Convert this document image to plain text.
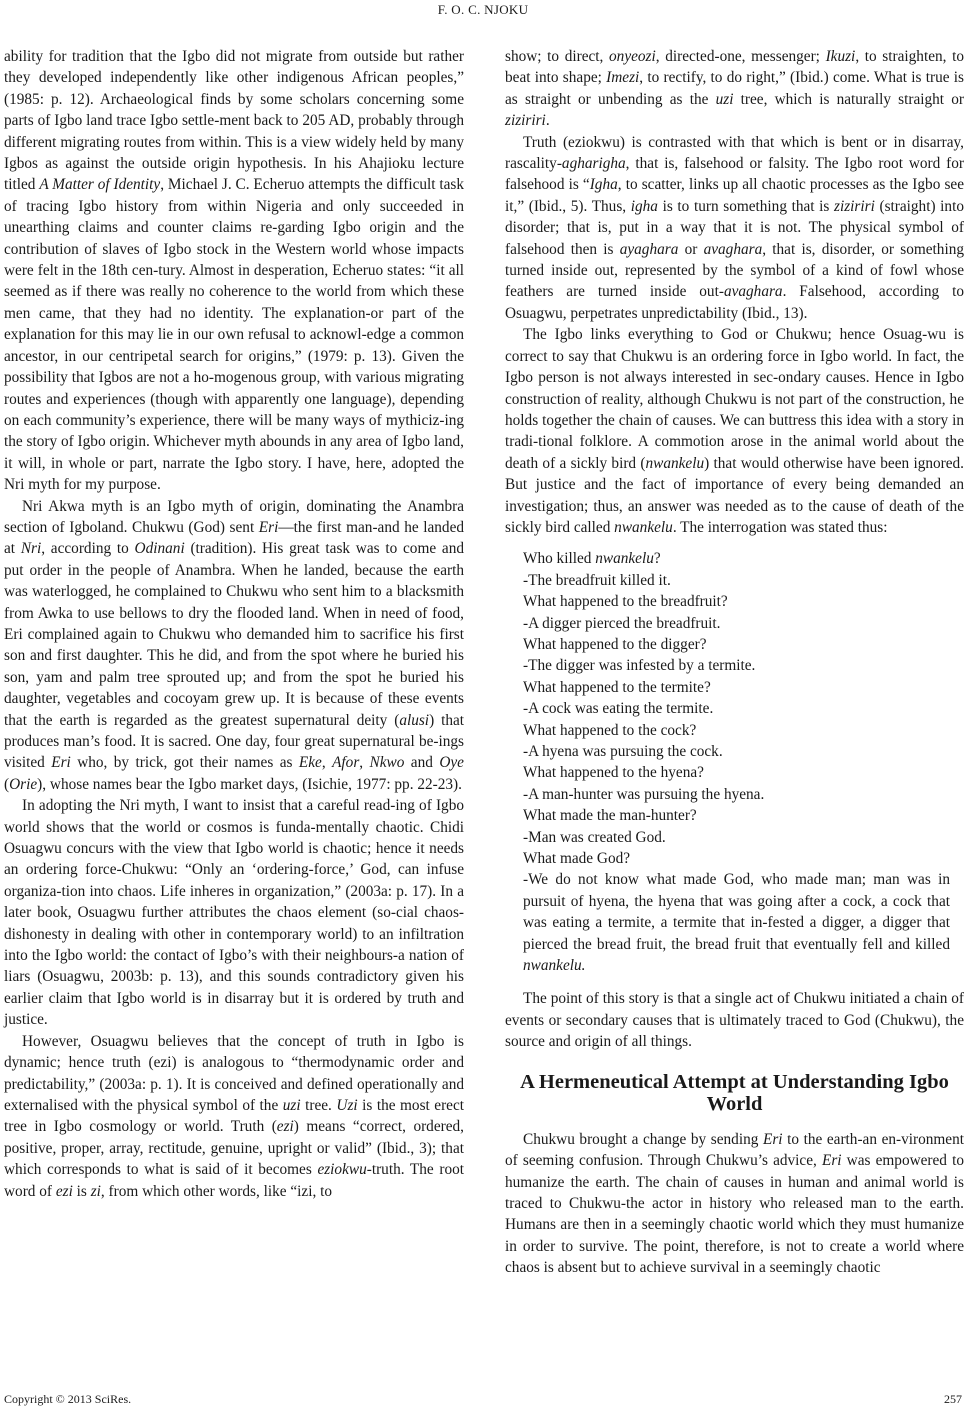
F. O. C. NJOKU

ability for tradition that the Igbo did not migrate from outside but rather they developed independently like other indigenous African peoples,” (1985: p. 12). Archaeological finds by some scholars concerning some parts of Igbo land trace Igbo settle-ment back to 205 AD, probably through different migrating routes from within. This is a view widely held by many Igbos as against the outside origin hypothesis. In his Ahajioku lecture titled A Matter of Identity, Michael J. C. Echeruo attempts the difficult task of tracing Igbo history from within Nigeria and only succeeded in unearthing claims and counter claims re-garding Igbo origin and the contribution of slaves of Igbo stock in the Western world whose impacts were felt in the 18th cen-tury. Almost in desperation, Echeruo states: “it all seemed as if there was really no coherence to the world from which these men came, that they had no identity. The explanation-or part of the explanation for this may lie in our own refusal to acknowl-edge a common ancestor, in our centripetal search for origins,” (1979: p. 13). Given the possibility that Igbos are not a ho-mogenous group, with various migrating routes and experiences (though with apparently one language), depending on each community’s experience, there will be many ways of mythiciz-ing the story of Igbo origin. Whichever myth abounds in any area of Igbo land, it will, in whole or part, narrate the Igbo story. I have, here, adopted the Nri myth for my purpose.

Nri Akwa myth is an Igbo myth of origin, dominating the Anambra section of Igboland. Chukwu (God) sent Eri—the first man-and he landed at Nri, according to Odinani (tradition). His great task was to come and put order in the people of Anambra. When he landed, because the earth was waterlogged, he complained to Chukwu who sent him to a blacksmith from Awka to use bellows to dry the flooded land. When in need of food, Eri complained again to Chukwu who demanded him to sacrifice his first son and first daughter. This he did, and from the spot where he buried his son, yam and palm tree sprouted up; and from the spot he buried his daughter, vegetables and cocoyam grew up. It is because of these events that the earth is regarded as the greatest supernatural deity (alusi) that produces man’s food. It is sacred. One day, four great supernatural be-ings visited Eri who, by trick, got their names as Eke, Afor, Nkwo and Oye (Orie), whose names bear the Igbo market days, (Isichie, 1977: pp. 22-23).

In adopting the Nri myth, I want to insist that a careful read-ing of Igbo world shows that the world or cosmos is funda-mentally chaotic. Chidi Osuagwu concurs with the view that Igbo world is chaotic; hence it needs an ordering force-Chukwu: “Only an ‘ordering-force,’ God, can infuse organiza-tion into chaos. Life inheres in organization,” (2003a: p. 17). In a later book, Osuagwu further attributes the chaos element (so-cial chaos-dishonesty in dealing with other in contemporary world) to an infiltration into the Igbo world: the contact of Igbo’s with their neighbours-a nation of liars (Osuagwu, 2003b: p. 13), and this sounds contradictory given his earlier claim that Igbo world is in disarray but it is ordered by truth and justice.

However, Osuagwu believes that the concept of truth in Igbo is dynamic; hence truth (ezi) is analogous to “thermodynamic order and predictability,” (2003a: p. 1). It is conceived and defined operationally and externalised with the physical symbol of the uzi tree. Uzi is the most erect tree in Igbo cosmology or world. Truth (ezi) means “correct, ordered, positive, proper, array, rectitude, genuine, upright or valid” (Ibid., 3); that which corresponds to what is said of it becomes eziokwu-truth. The root word of ezi is zi, from which other words, like “izi, to

show; to direct, onyeozi, directed-one, messenger; Ikuzi, to straighten, to beat into shape; Imezi, to rectify, to do right,” (Ibid.) come. What is true is as straight or unbending as the uzi tree, which is naturally straight or ziziriri.

Truth (eziokwu) is contrasted with that which is bent or in disarray, rascality-agharigha, that is, falsehood or falsity. The Igbo root word for falsehood is “Igha, to scatter, links up all chaotic processes as the Igbo see it,” (Ibid., 5). Thus, igha is to turn something that is ziziriri (straight) into disorder; that is, put in a way that it is not. The physical symbol of falsehood then is ayaghara or avaghara, that is, disorder, or something turned inside out, represented by the symbol of a kind of fowl whose feathers are turned inside out-avaghara. Falsehood, according to Osuagwu, perpetrates unpredictability (Ibid., 13).

The Igbo links everything to God or Chukwu; hence Osuag-wu is correct to say that Chukwu is an ordering force in Igbo world. In fact, the Igbo person is not always interested in sec-ondary causes. Hence in Igbo construction of reality, although Chukwu is not part of the construction, he holds together the chain of causes. We can buttress this idea with a story in tradi-tional folklore. A commotion arose in the animal world about the death of a sickly bird (nwankelu) that would otherwise have been ignored. But justice and the fact of importance of every being demanded an investigation; thus, an answer was needed as to the cause of death of the sickly bird called nwankelu. The interrogation was stated thus:

Who killed nwankelu?

-The breadfruit killed it.

What happened to the breadfruit?

-A digger pierced the breadfruit.

What happened to the digger?

-The digger was infested by a termite.

What happened to the termite?

-A cock was eating the termite.

What happened to the cock?

-A hyena was pursuing the cock.

What happened to the hyena?

-A man-hunter was pursuing the hyena.

What made the man-hunter?

-Man was created God.

What made God?

-We do not know what made God, who made man; man was in pursuit of hyena, the hyena that was going after a cock, a cock that was eating a termite, a termite that in-fested a digger, a digger that pierced the bread fruit, the bread fruit that eventually fell and killed nwankelu.

The point of this story is that a single act of Chukwu initiated a chain of events or secondary causes that is ultimately traced to God (Chukwu), the source and origin of all things.

A Hermeneutical Attempt at Understanding Igbo World

Chukwu brought a change by sending Eri to the earth-an en-vironment of seeming confusion. Through Chukwu’s advice, Eri was empowered to humanize the earth. The chain of causes in human and animal world is traced to Chukwu-the actor in history who released man to the earth. Humans are then in a seemingly chaotic world which they must humanize in order to survive. The point, therefore, is not to create a world where chaos is absent but to achieve survival in a seemingly chaotic

Copyright © 2013 SciRes.	257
------
To do: Search the data for "pursuing". Copy every line that has it.

The output:
-A hyena was pursuing the cock.
-A man-hunter was pursuing the hyena.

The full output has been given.